Lista de tarefas:
1: Repita, sem mudar nada, o pedaço da crítica de Sob a Pele que vai de "Nada pode te" até "trilha sonora hipnotizante.".
2: Responda com base na crítica de Sob a Pele:
(a) Em que momento do filme percebemos que a ficção científica veio para confundir?
(b) Como são descritos os líquidos que aparecem sendo injetados na abertura?
(c) O que acompanha tudo o que se vê nessa abertura?

Trecho escolhido:
■ ■ ■ ■ ■ ■ ■

Sob a Pele (Under The Skin)


#Vazio debaixo da máscara

Nada pode te preparar para a estranheza de Sob a Pele. Logo nos créditos iniciais, percebemos que a ficção científica, extremamente atípica, veio para confundir e não explicar. Emulando um conceito abstrato de imagens, adotado por tantos outros clássicos do gênero, vemos nesta abertura estranhas substancias tomando diferentes formas, líquidos viscosos sendo injetados e círculos se encaixando numa espécie de modelagem artificial. Tudo acompanhado por uma trilha sonora hipnotizante.

■ ■ ■ ■ ■ ■ ■

Seção de dados:
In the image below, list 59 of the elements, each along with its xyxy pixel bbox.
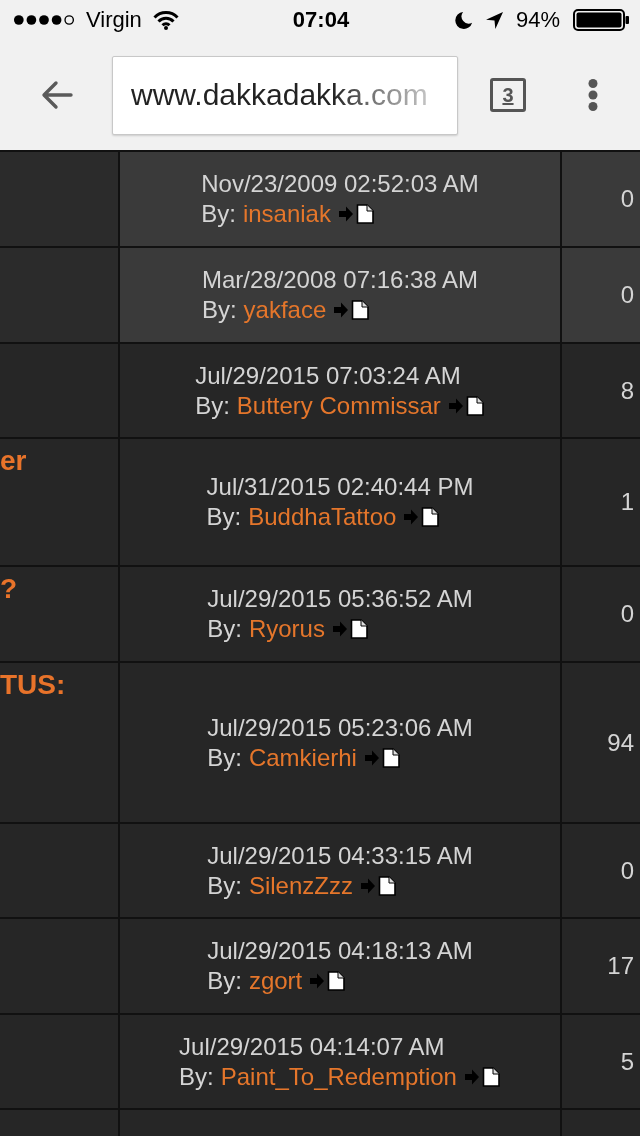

■ ■ ■ ■ ■ ■ ■

Exercício resolvido:
1:
Nada pode te preparar para a estranheza de Sob a Pele. Logo nos créditos iniciais, percebemos que a ficção científica, extremamente atípica, veio para confundir e não explicar. Emulando um conceito abstrato de imagens, adotado por tantos outros clássicos do gênero, vemos nesta abertura estranhas substancias tomando diferentes formas, líquidos viscosos sendo injetados e círculos se encaixando numa espécie de modelagem artificial. Tudo acompanhado por uma trilha sonora hipnotizante.

2:
(a) Logo nos créditos iniciais.
(b) São líquidos viscosos.
(c) Uma trilha sonora hipnotizante.